■ Task description: Nothing in the data should change when you return it, but leave the pictures out.

■ The records:
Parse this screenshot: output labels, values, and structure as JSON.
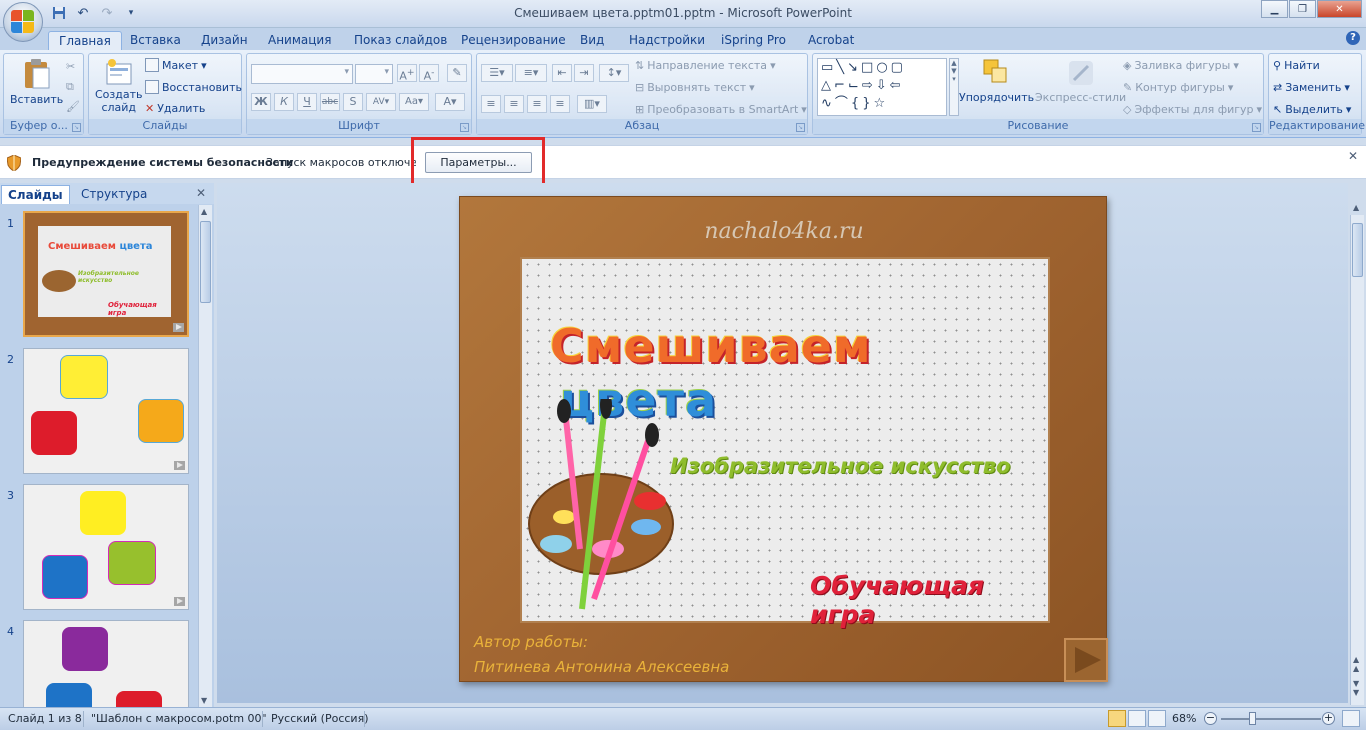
{
  "window": {
    "title": "Смешиваем цвета.pptm01.pptm - Microsoft PowerPoint",
    "quick_access": [
      "save-icon",
      "undo-icon",
      "redo-icon",
      "customize-icon"
    ]
  },
  "ribbon_tabs": [
    "Главная",
    "Вставка",
    "Дизайн",
    "Анимация",
    "Показ слайдов",
    "Рецензирование",
    "Вид",
    "Надстройки",
    "iSpring Pro",
    "Acrobat"
  ],
  "ribbon": {
    "clipboard": {
      "label": "Буфер о...",
      "paste": "Вставить"
    },
    "slides": {
      "label": "Слайды",
      "new_slide": "Создать",
      "new_slide2": "слайд",
      "layout": "Макет",
      "reset": "Восстановить",
      "delete": "Удалить"
    },
    "font": {
      "label": "Шрифт"
    },
    "paragraph": {
      "label": "Абзац",
      "text_direction": "Направление текста",
      "align_text": "Выровнять текст",
      "convert_smartart": "Преобразовать в SmartArt"
    },
    "drawing": {
      "label": "Рисование",
      "arrange": "Упорядочить",
      "quick_styles": "Экспресс-стили",
      "fill": "Заливка фигуры",
      "outline": "Контур фигуры",
      "effects": "Эффекты для фигур"
    },
    "editing": {
      "label": "Редактирование",
      "find": "Найти",
      "replace": "Заменить",
      "select": "Выделить"
    }
  },
  "security_bar": {
    "title": "Предупреждение системы безопасности",
    "message": "Запуск макросов отключен",
    "button": "Параметры..."
  },
  "left_panel": {
    "tabs": [
      "Слайды",
      "Структура"
    ],
    "thumbnails": [
      "1",
      "2",
      "3",
      "4"
    ]
  },
  "slide": {
    "site": "nachalo4ka.ru",
    "title_word1": "Смешиваем",
    "title_word2": "цвета",
    "subtitle": "Изобразительное искусство",
    "game": "Обучающая игра",
    "author_label": "Автор работы:",
    "author_name": "Питинева Антонина Алексеевна"
  },
  "status_bar": {
    "slide_info": "Слайд 1 из 8",
    "template": "\"Шаблон с макросом.potm 00\"",
    "language": "Русский (Россия)",
    "zoom": "68%"
  },
  "colors": {
    "accent": "#15428b",
    "frame": "#a06430",
    "highlight": "#e22a2a"
  }
}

■ Full response:
Parse this screenshot: output labels, values, and structure as JSON.
{
  "window": {
    "title": "Смешиваем цвета.pptm01.pptm - Microsoft PowerPoint",
    "quick_access": [
      "save-icon",
      "undo-icon",
      "redo-icon",
      "customize-icon"
    ]
  },
  "ribbon_tabs": [
    "Главная",
    "Вставка",
    "Дизайн",
    "Анимация",
    "Показ слайдов",
    "Рецензирование",
    "Вид",
    "Надстройки",
    "iSpring Pro",
    "Acrobat"
  ],
  "ribbon": {
    "clipboard": {
      "label": "Буфер о...",
      "paste": "Вставить"
    },
    "slides": {
      "label": "Слайды",
      "new_slide": "Создать",
      "new_slide2": "слайд",
      "layout": "Макет",
      "reset": "Восстановить",
      "delete": "Удалить"
    },
    "font": {
      "label": "Шрифт"
    },
    "paragraph": {
      "label": "Абзац",
      "text_direction": "Направление текста",
      "align_text": "Выровнять текст",
      "convert_smartart": "Преобразовать в SmartArt"
    },
    "drawing": {
      "label": "Рисование",
      "arrange": "Упорядочить",
      "quick_styles": "Экспресс-стили",
      "fill": "Заливка фигуры",
      "outline": "Контур фигуры",
      "effects": "Эффекты для фигур"
    },
    "editing": {
      "label": "Редактирование",
      "find": "Найти",
      "replace": "Заменить",
      "select": "Выделить"
    }
  },
  "security_bar": {
    "title": "Предупреждение системы безопасности",
    "message": "Запуск макросов отключен",
    "button": "Параметры..."
  },
  "left_panel": {
    "tabs": [
      "Слайды",
      "Структура"
    ],
    "thumbnails": [
      "1",
      "2",
      "3",
      "4"
    ]
  },
  "slide": {
    "site": "nachalo4ka.ru",
    "title_word1": "Смешиваем",
    "title_word2": "цвета",
    "subtitle": "Изобразительное искусство",
    "game": "Обучающая игра",
    "author_label": "Автор работы:",
    "author_name": "Питинева Антонина Алексеевна"
  },
  "status_bar": {
    "slide_info": "Слайд 1 из 8",
    "template": "\"Шаблон с макросом.potm 00\"",
    "language": "Русский (Россия)",
    "zoom": "68%"
  },
  "colors": {
    "accent": "#15428b",
    "frame": "#a06430",
    "highlight": "#e22a2a"
  }
}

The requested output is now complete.